TASK GOAL: Copy the data precisely, keeping every character.

Figure data in JSON:

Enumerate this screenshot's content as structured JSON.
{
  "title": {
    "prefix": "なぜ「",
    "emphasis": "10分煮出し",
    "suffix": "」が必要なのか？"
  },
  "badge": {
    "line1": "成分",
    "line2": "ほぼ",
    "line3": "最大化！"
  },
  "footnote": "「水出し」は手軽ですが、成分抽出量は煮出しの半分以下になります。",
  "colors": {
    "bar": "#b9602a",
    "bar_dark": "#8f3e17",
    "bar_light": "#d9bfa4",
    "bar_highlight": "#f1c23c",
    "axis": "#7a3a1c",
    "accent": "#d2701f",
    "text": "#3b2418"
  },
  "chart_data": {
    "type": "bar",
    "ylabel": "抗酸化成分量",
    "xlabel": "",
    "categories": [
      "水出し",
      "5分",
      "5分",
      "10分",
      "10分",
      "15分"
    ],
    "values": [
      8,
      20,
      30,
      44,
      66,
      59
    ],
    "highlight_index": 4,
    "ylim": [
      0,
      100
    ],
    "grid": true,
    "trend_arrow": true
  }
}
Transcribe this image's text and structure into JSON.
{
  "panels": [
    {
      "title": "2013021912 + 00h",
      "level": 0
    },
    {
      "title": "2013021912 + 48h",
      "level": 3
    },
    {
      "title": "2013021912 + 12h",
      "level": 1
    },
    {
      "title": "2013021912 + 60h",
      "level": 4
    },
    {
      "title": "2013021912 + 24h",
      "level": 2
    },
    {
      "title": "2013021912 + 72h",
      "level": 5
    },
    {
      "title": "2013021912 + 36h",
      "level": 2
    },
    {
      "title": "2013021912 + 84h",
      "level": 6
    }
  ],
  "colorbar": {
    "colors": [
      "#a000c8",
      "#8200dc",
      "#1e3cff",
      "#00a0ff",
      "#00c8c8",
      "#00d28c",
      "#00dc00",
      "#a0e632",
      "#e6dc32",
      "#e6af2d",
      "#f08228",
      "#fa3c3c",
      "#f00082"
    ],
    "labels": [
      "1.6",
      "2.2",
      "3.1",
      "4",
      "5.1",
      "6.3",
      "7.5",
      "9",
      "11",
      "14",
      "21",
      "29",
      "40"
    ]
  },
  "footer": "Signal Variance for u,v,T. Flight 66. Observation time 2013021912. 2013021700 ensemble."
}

ANSWER TO THIS EXERCISE:
Enumerate this screenshot's content as structured JSON.
{
  "title": {
    "prefix": "なぜ「",
    "emphasis": "10分煮出し",
    "suffix": "」が必要なのか？"
  },
  "badge": {
    "line1": "成分",
    "line2": "ほぼ",
    "line3": "最大化！"
  },
  "footnote": "「水出し」は手軽ですが、成分抽出量は煮出しの半分以下になります。",
  "colors": {
    "bar": "#b9602a",
    "bar_dark": "#8f3e17",
    "bar_light": "#d9bfa4",
    "bar_highlight": "#f1c23c",
    "axis": "#7a3a1c",
    "accent": "#d2701f",
    "text": "#3b2418"
  },
  "chart_data": {
    "type": "bar",
    "ylabel": "抗酸化成分量",
    "xlabel": "",
    "categories": [
      "水出し",
      "5分",
      "5分",
      "10分",
      "10分",
      "15分"
    ],
    "values": [
      8,
      20,
      30,
      44,
      66,
      59
    ],
    "highlight_index": 4,
    "ylim": [
      0,
      100
    ],
    "grid": true,
    "trend_arrow": true
  }
}
Transcribe this image's text and structure into JSON.
{
  "panels": [
    {
      "title": "2013021912 + 00h",
      "level": 0
    },
    {
      "title": "2013021912 + 48h",
      "level": 3
    },
    {
      "title": "2013021912 + 12h",
      "level": 1
    },
    {
      "title": "2013021912 + 60h",
      "level": 4
    },
    {
      "title": "2013021912 + 24h",
      "level": 2
    },
    {
      "title": "2013021912 + 72h",
      "level": 5
    },
    {
      "title": "2013021912 + 36h",
      "level": 2
    },
    {
      "title": "2013021912 + 84h",
      "level": 6
    }
  ],
  "colorbar": {
    "colors": [
      "#a000c8",
      "#8200dc",
      "#1e3cff",
      "#00a0ff",
      "#00c8c8",
      "#00d28c",
      "#00dc00",
      "#a0e632",
      "#e6dc32",
      "#e6af2d",
      "#f08228",
      "#fa3c3c",
      "#f00082"
    ],
    "labels": [
      "1.6",
      "2.2",
      "3.1",
      "4",
      "5.1",
      "6.3",
      "7.5",
      "9",
      "11",
      "14",
      "21",
      "29",
      "40"
    ]
  },
  "footer": "Signal Variance for u,v,T. Flight 66. Observation time 2013021912. 2013021700 ensemble."
}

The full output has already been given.